((

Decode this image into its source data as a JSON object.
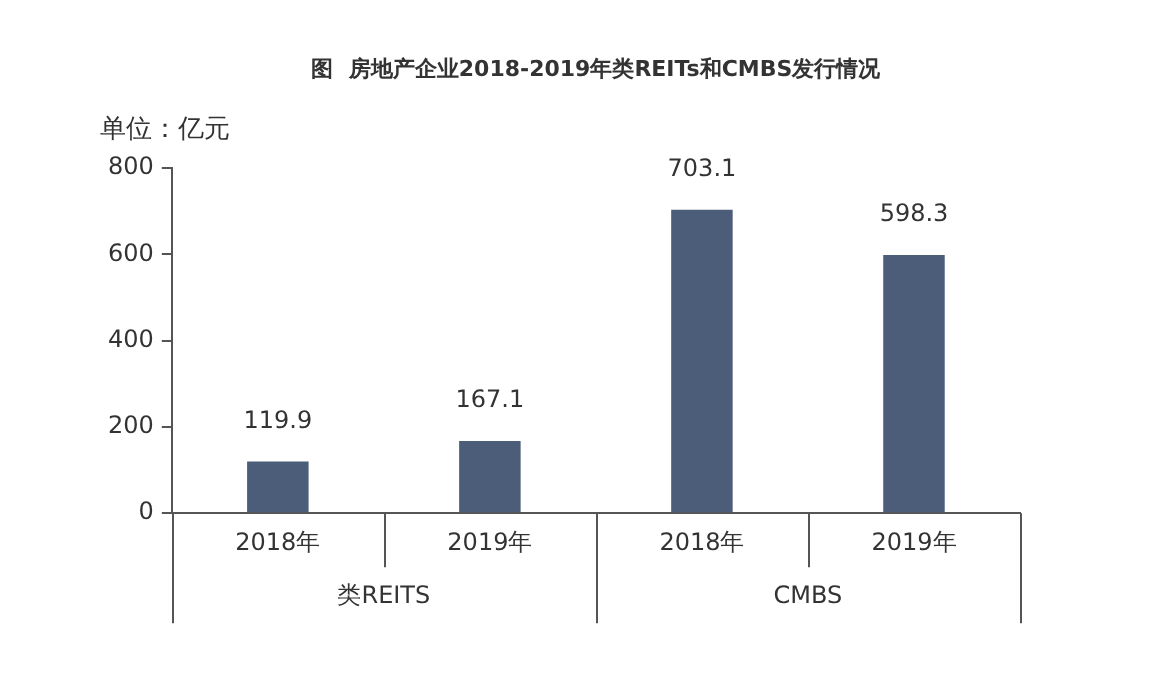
{
  "chart_data": {
    "type": "bar",
    "title": "图  房地产企业2018-2019年类REITs和CMBS发行情况",
    "ylabel": "单位：亿元",
    "categories": [
      "2018年",
      "2019年",
      "2018年",
      "2019年"
    ],
    "values": [
      119.9,
      167.1,
      703.1,
      598.3
    ],
    "color": "#4b5d78",
    "ylim": [
      0,
      800
    ],
    "yticks": [
      0,
      200,
      400,
      600,
      800
    ],
    "grid": false,
    "data_labels": true,
    "annotations": [
      "类REITS",
      "CMBS"
    ]
  }
}
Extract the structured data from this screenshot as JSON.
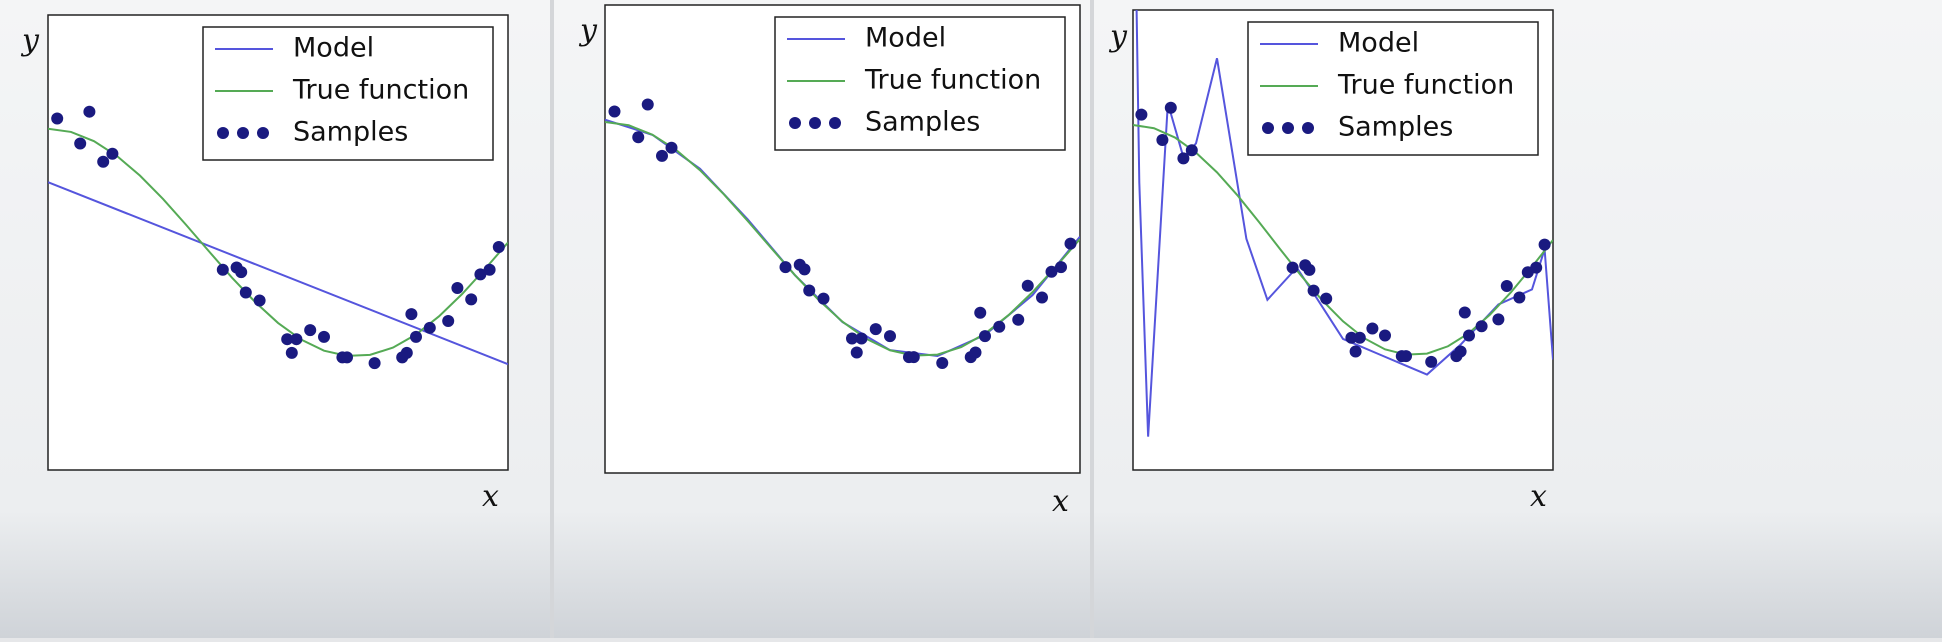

))

- [Objective]:
Quote every record above exactly, leaving out any pictures.

- [Solution for this problem]:
Decode this image into its source data as a JSON object.
{
  "chart_data": {
    "type": "bar",
    "title": "图  房地产企业2018-2019年类REITs和CMBS发行情况",
    "ylabel": "单位：亿元",
    "categories": [
      "2018年",
      "2019年",
      "2018年",
      "2019年"
    ],
    "values": [
      119.9,
      167.1,
      703.1,
      598.3
    ],
    "color": "#4b5d78",
    "ylim": [
      0,
      800
    ],
    "yticks": [
      0,
      200,
      400,
      600,
      800
    ],
    "grid": false,
    "data_labels": true,
    "annotations": [
      "类REITS",
      "CMBS"
    ]
  }
}
Extract the structured data from this screenshot as JSON.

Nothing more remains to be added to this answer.